Task to complete » What lines of the data hold the string "this"? Pull each one out.

··· Data lines

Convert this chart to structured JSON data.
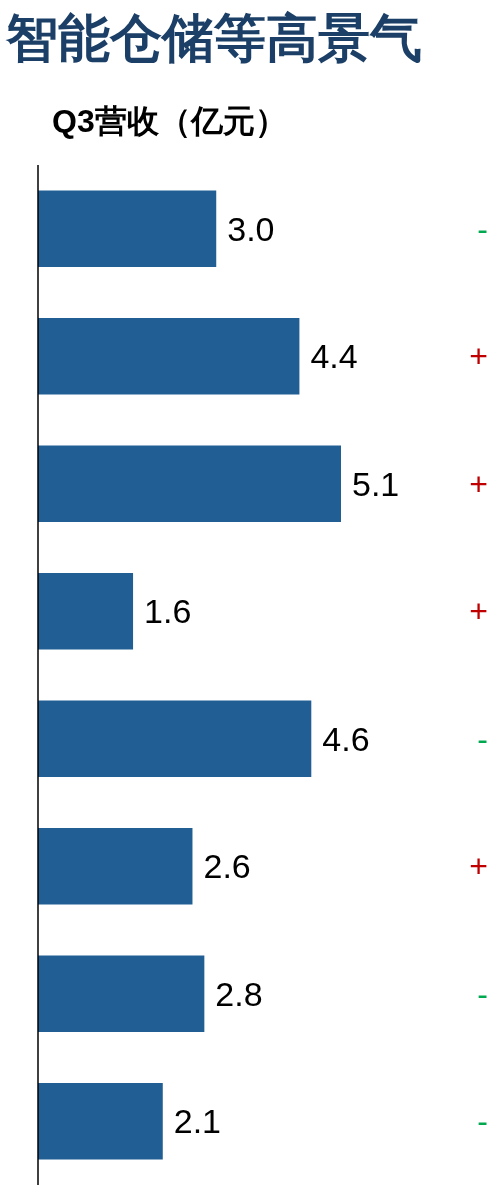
{
  "chart_data": {
    "type": "bar",
    "orientation": "horizontal",
    "title": "智能仓储等高景气",
    "subtitle": "Q3营收（亿元）",
    "categories": [
      null,
      null,
      null,
      null,
      null,
      null,
      null,
      null
    ],
    "values": [
      3.0,
      4.4,
      5.1,
      1.6,
      4.6,
      2.6,
      2.8,
      2.1
    ],
    "color": "#215e93",
    "value_labels": [
      "3.0",
      "4.4",
      "5.1",
      "1.6",
      "4.6",
      "2.6",
      "2.8",
      "2.1"
    ],
    "annotations": [
      "-",
      "+",
      "+",
      "+",
      "-",
      "+",
      "-",
      "-"
    ]
  }
}
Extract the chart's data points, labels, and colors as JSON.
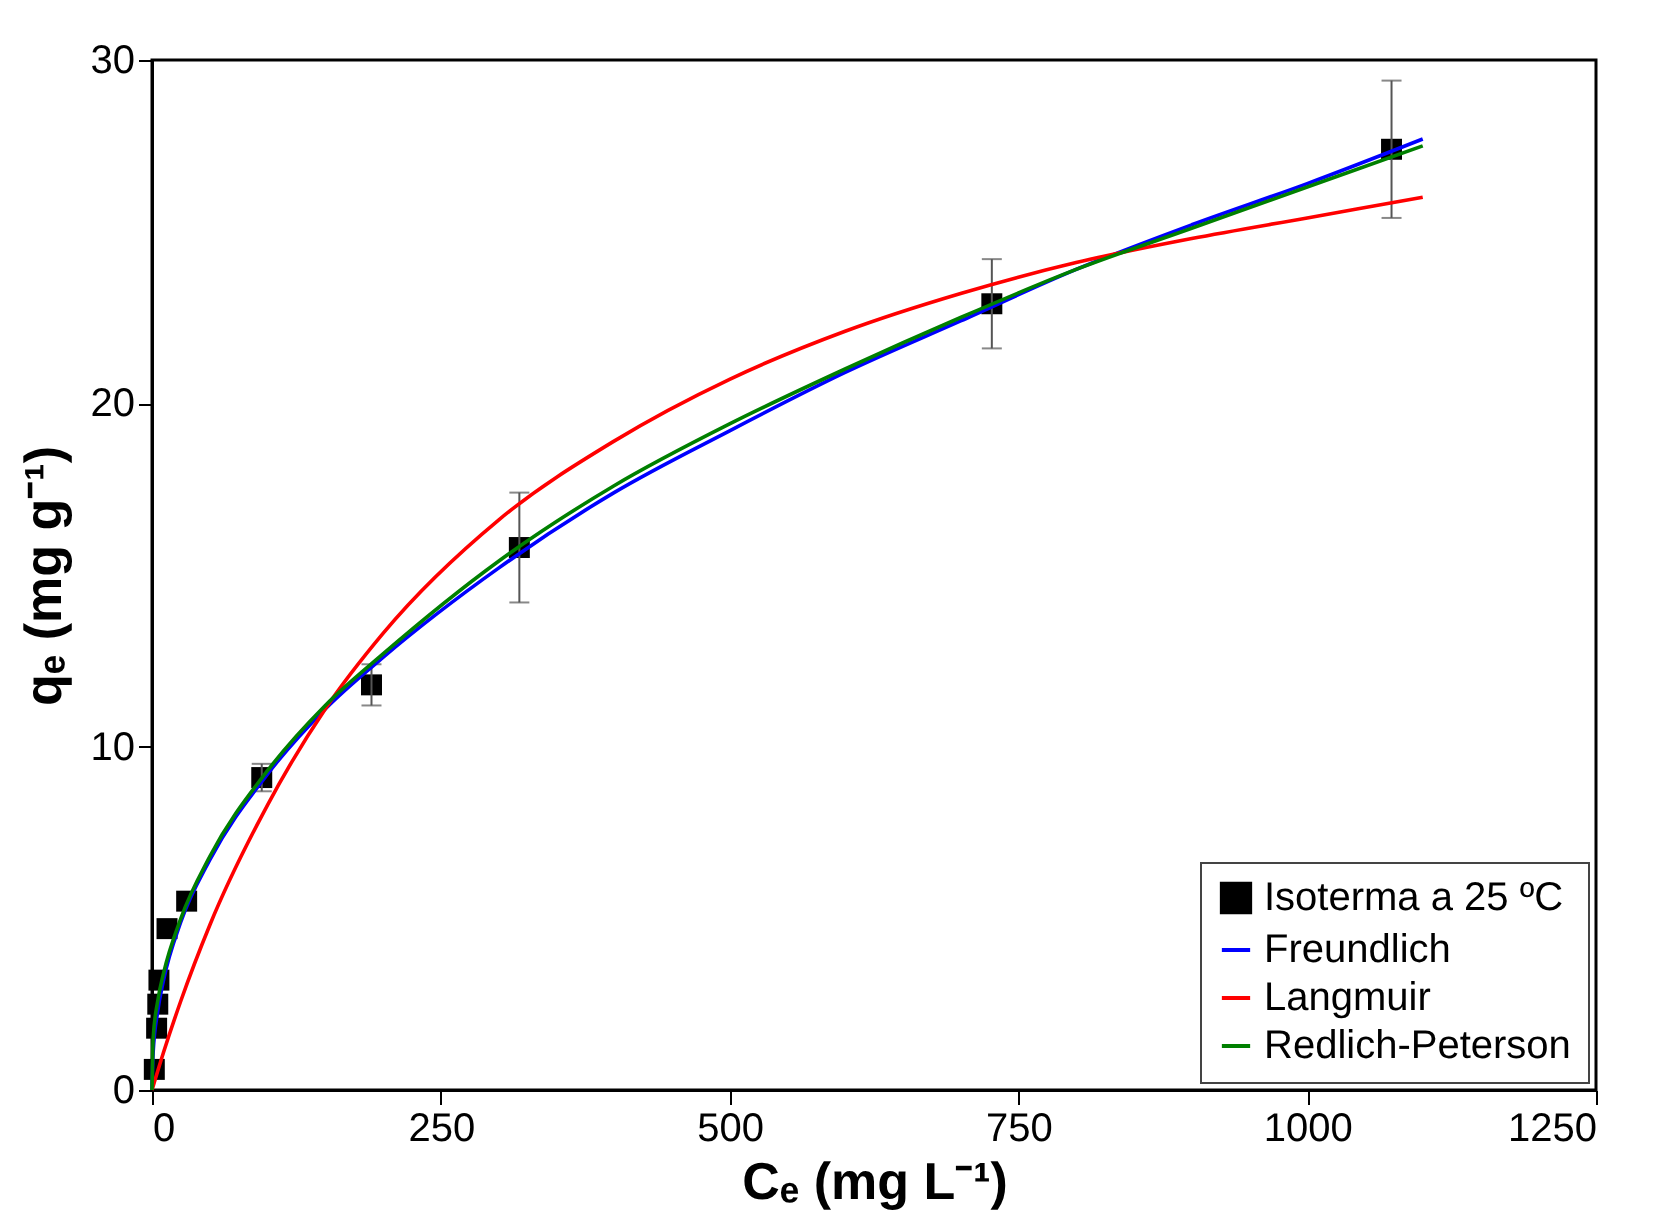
{
  "chart_data": {
    "type": "line",
    "xlabel": "Cₑ (mg L⁻¹)",
    "ylabel": "qₑ (mg g⁻¹)",
    "xlim": [
      0,
      1250
    ],
    "ylim": [
      0,
      30
    ],
    "xticks": [
      0,
      250,
      500,
      750,
      1000,
      1250
    ],
    "yticks": [
      0,
      10,
      20,
      30
    ],
    "grid": false,
    "legend": "bottom right",
    "series": [
      {
        "name": "Isoterma a 25 ºC",
        "type": "scatter",
        "marker": "square",
        "color": "#000000",
        "x": [
          2,
          4,
          5,
          6,
          13,
          30,
          95,
          190,
          318,
          727,
          1073
        ],
        "values": [
          0.6,
          1.8,
          2.5,
          3.2,
          4.7,
          5.5,
          9.1,
          11.8,
          15.8,
          22.9,
          27.4
        ],
        "errors": [
          null,
          null,
          null,
          null,
          null,
          null,
          0.4,
          0.6,
          1.6,
          1.3,
          2.0
        ]
      },
      {
        "name": "Freundlich",
        "color": "#0000ff",
        "x": [
          0,
          1,
          5,
          10,
          25,
          50,
          100,
          150,
          200,
          300,
          400,
          500,
          600,
          700,
          800,
          900,
          1000,
          1100
        ],
        "values": [
          0,
          1.1,
          2.3,
          3.2,
          4.9,
          6.7,
          9.2,
          11.1,
          12.6,
          15.2,
          17.4,
          19.2,
          20.9,
          22.4,
          23.9,
          25.2,
          26.4,
          27.7
        ]
      },
      {
        "name": "Langmuir",
        "color": "#ff0000",
        "x": [
          0,
          10,
          25,
          50,
          100,
          150,
          200,
          300,
          400,
          500,
          600,
          700,
          800,
          900,
          1000,
          1100
        ],
        "values": [
          0,
          1.1,
          2.6,
          4.8,
          8.3,
          11.1,
          13.3,
          16.6,
          18.9,
          20.7,
          22.1,
          23.2,
          24.1,
          24.8,
          25.4,
          26.0
        ]
      },
      {
        "name": "Redlich-Peterson",
        "color": "#008000",
        "x": [
          0,
          1,
          5,
          10,
          25,
          50,
          100,
          150,
          200,
          300,
          400,
          500,
          600,
          700,
          800,
          900,
          1000,
          1100
        ],
        "values": [
          0,
          1.5,
          2.6,
          3.4,
          5.0,
          6.8,
          9.3,
          11.2,
          12.7,
          15.4,
          17.6,
          19.4,
          21.0,
          22.5,
          23.9,
          25.1,
          26.3,
          27.5
        ]
      }
    ]
  }
}
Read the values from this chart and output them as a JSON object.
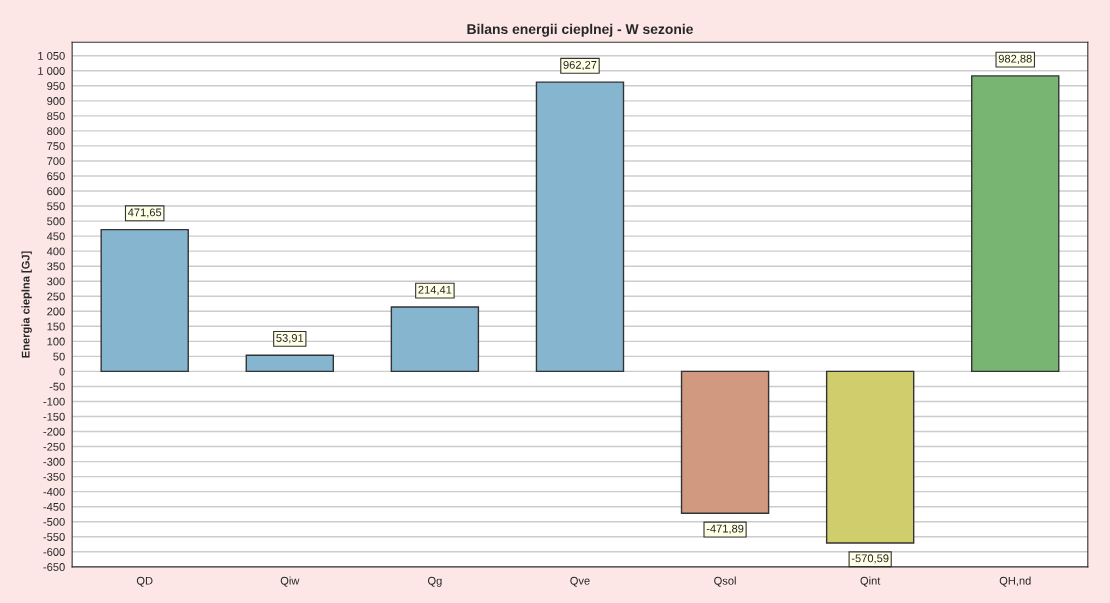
{
  "chart_data": {
    "type": "bar",
    "title": "Bilans energii cieplnej - W sezonie",
    "ylabel": "Energia cieplna [GJ]",
    "categories": [
      "QD",
      "Qiw",
      "Qg",
      "Qve",
      "Qsol",
      "Qint",
      "QH,nd"
    ],
    "values": [
      471.65,
      53.91,
      214.41,
      962.27,
      -471.89,
      -570.59,
      982.88
    ],
    "value_labels": [
      "471,65",
      "53,91",
      "214,41",
      "962,27",
      "-471,89",
      "-570,59",
      "982,88"
    ],
    "colors": [
      "#86b5cf",
      "#86b5cf",
      "#86b5cf",
      "#86b5cf",
      "#d19a80",
      "#cfcd6c",
      "#78b572"
    ],
    "ylim": [
      -650,
      1095
    ],
    "yticks": [
      -650,
      -600,
      -550,
      -500,
      -450,
      -400,
      -350,
      -300,
      -250,
      -200,
      -150,
      -100,
      -50,
      0,
      50,
      100,
      150,
      200,
      250,
      300,
      350,
      400,
      450,
      500,
      550,
      600,
      650,
      700,
      750,
      800,
      850,
      900,
      950,
      {
        "value": 1000,
        "label": "1 000"
      },
      {
        "value": 1050,
        "label": "1 050"
      }
    ],
    "grid": "y"
  }
}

······

Response »
Convert this chart to structured JSON data.
Read the values from this chart and output them as a JSON object.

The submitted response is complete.